Copy every entry word for word. Skip the pictures.

BEGIN Exercise materials

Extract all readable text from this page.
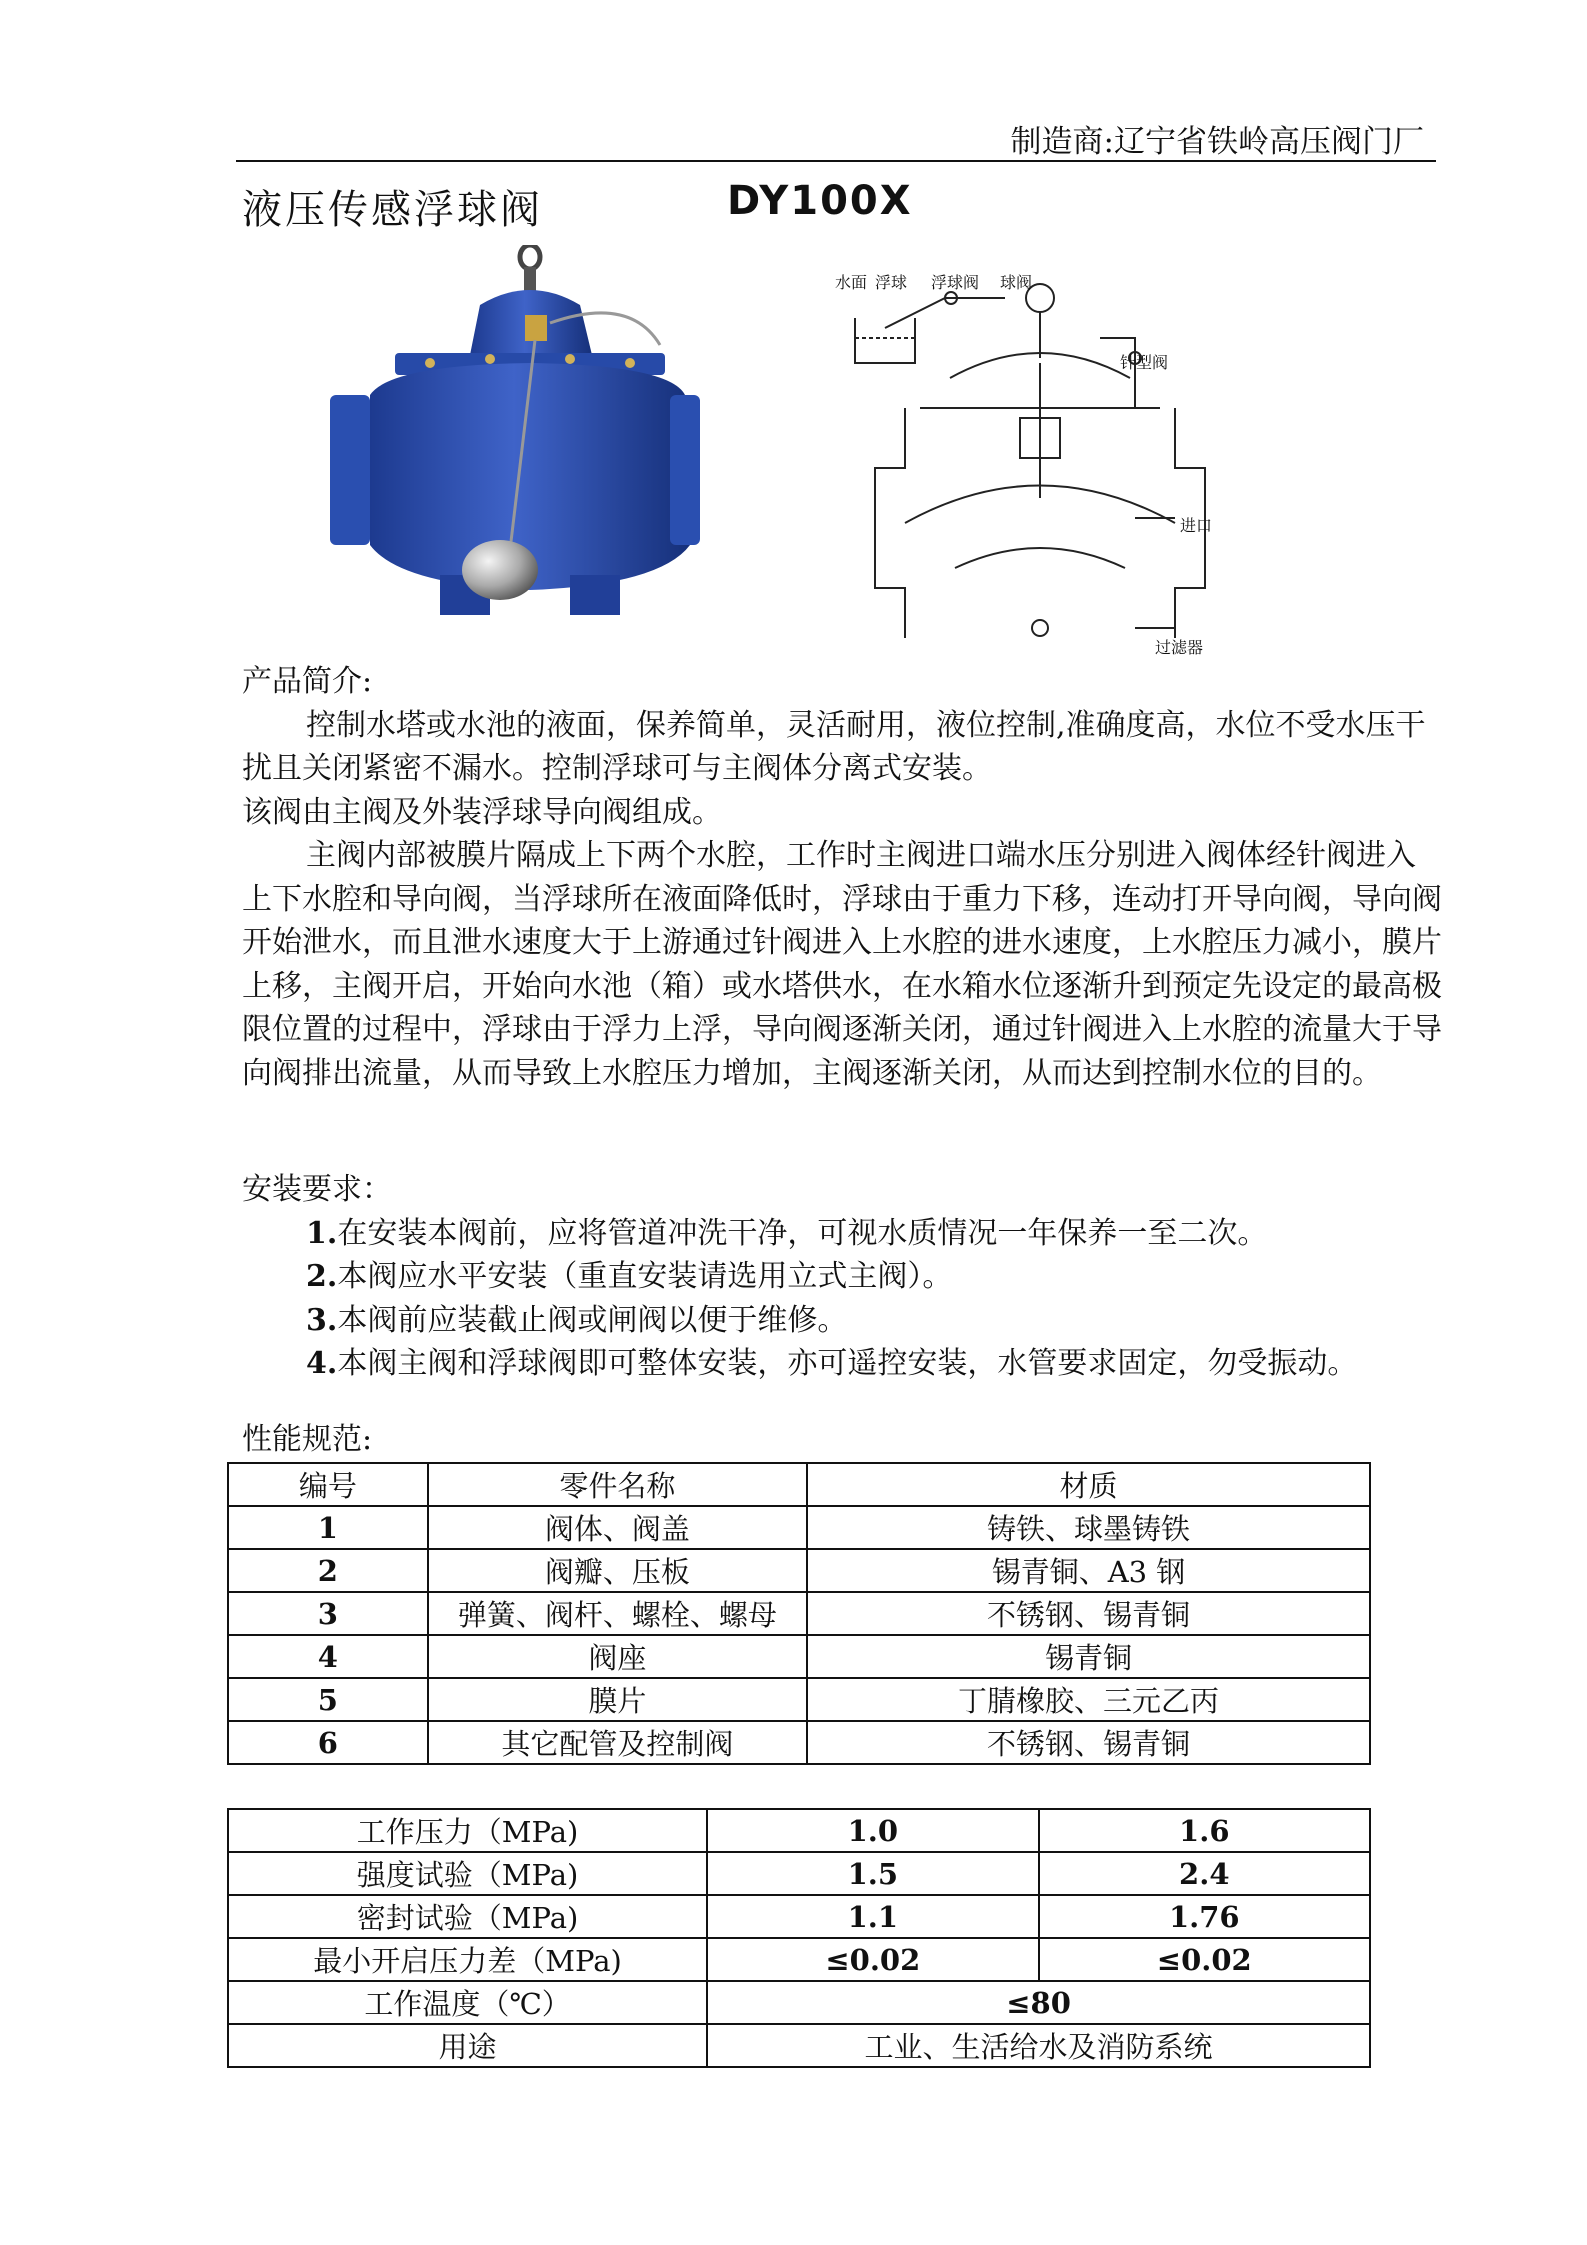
制造商:辽宁省铁岭高压阀门厂
液压传感浮球阀	DY100X
水面 浮球 浮球阀 球阀
针型阀
进口
过滤器

产品简介:

控制水塔或水池的液面，保养简单，灵活耐用，液位控制,准确度高，水位不受水压干扰且关闭紧密不漏水。控制浮球可与主阀体分离式安装。

该阀由主阀及外装浮球导向阀组成。

主阀内部被膜片隔成上下两个水腔，工作时主阀进口端水压分别进入阀体经针阀进入上下水腔和导向阀，当浮球所在液面降低时，浮球由于重力下移，连动打开导向阀，导向阀开始泄水，而且泄水速度大于上游通过针阀进入上水腔的进水速度，上水腔压力减小，膜片上移，主阀开启，开始向水池（箱）或水塔供水，在水箱水位逐渐升到预定先设定的最高极限位置的过程中，浮球由于浮力上浮，导向阀逐渐关闭，通过针阀进入上水腔的流量大于导向阀排出流量，从而导致上水腔压力增加，主阀逐渐关闭，从而达到控制水位的目的。

安装要求：

1.在安装本阀前，应将管道冲洗干净，可视水质情况一年保养一至二次。

2.本阀应水平安装（重直安装请选用立式主阀）。

3.本阀前应装截止阀或闸阀以便于维修。

4.本阀主阀和浮球阀即可整体安装，亦可遥控安装，水管要求固定，勿受振动。

性能规范:
编号	零件名称	材质
1	阀体、阀盖	铸铁、球墨铸铁
2	阀瓣、压板	锡青铜、A3 钢
3	弹簧、阀杆、螺栓、螺母	不锈钢、锡青铜
4	阀座	锡青铜
5	膜片	丁腈橡胶、三元乙丙
6	其它配管及控制阀	不锈钢、锡青铜
工作压力（MPa)	1.0	1.6
强度试验（MPa)	1.5	2.4
密封试验（MPa)	1.1	1.76
最小开启压力差（MPa)	≤0.02	≤0.02
工作温度（℃）	≤80	
用途	工业、生活给水及消防系统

END Exercise materials

Solution to the problem:
Extract all readable text from this page.
制造商:辽宁省铁岭高压阀门厂
液压传感浮球阀	DY100X
水面 浮球 浮球阀 球阀
针型阀
进口
过滤器

产品简介:

控制水塔或水池的液面，保养简单，灵活耐用，液位控制,准确度高，水位不受水压干扰且关闭紧密不漏水。控制浮球可与主阀体分离式安装。

该阀由主阀及外装浮球导向阀组成。

主阀内部被膜片隔成上下两个水腔，工作时主阀进口端水压分别进入阀体经针阀进入上下水腔和导向阀，当浮球所在液面降低时，浮球由于重力下移，连动打开导向阀，导向阀开始泄水，而且泄水速度大于上游通过针阀进入上水腔的进水速度，上水腔压力减小，膜片上移，主阀开启，开始向水池（箱）或水塔供水，在水箱水位逐渐升到预定先设定的最高极限位置的过程中，浮球由于浮力上浮，导向阀逐渐关闭，通过针阀进入上水腔的流量大于导向阀排出流量，从而导致上水腔压力增加，主阀逐渐关闭，从而达到控制水位的目的。

安装要求：

1.在安装本阀前，应将管道冲洗干净，可视水质情况一年保养一至二次。

2.本阀应水平安装（重直安装请选用立式主阀）。

3.本阀前应装截止阀或闸阀以便于维修。

4.本阀主阀和浮球阀即可整体安装，亦可遥控安装，水管要求固定，勿受振动。

性能规范:
编号	零件名称	材质
1	阀体、阀盖	铸铁、球墨铸铁
2	阀瓣、压板	锡青铜、A3 钢
3	弹簧、阀杆、螺栓、螺母	不锈钢、锡青铜
4	阀座	锡青铜
5	膜片	丁腈橡胶、三元乙丙
6	其它配管及控制阀	不锈钢、锡青铜
工作压力（MPa)	1.0	1.6
强度试验（MPa)	1.5	2.4
密封试验（MPa)	1.1	1.76
最小开启压力差（MPa)	≤0.02	≤0.02
工作温度（℃）	≤80	
用途	工业、生活给水及消防系统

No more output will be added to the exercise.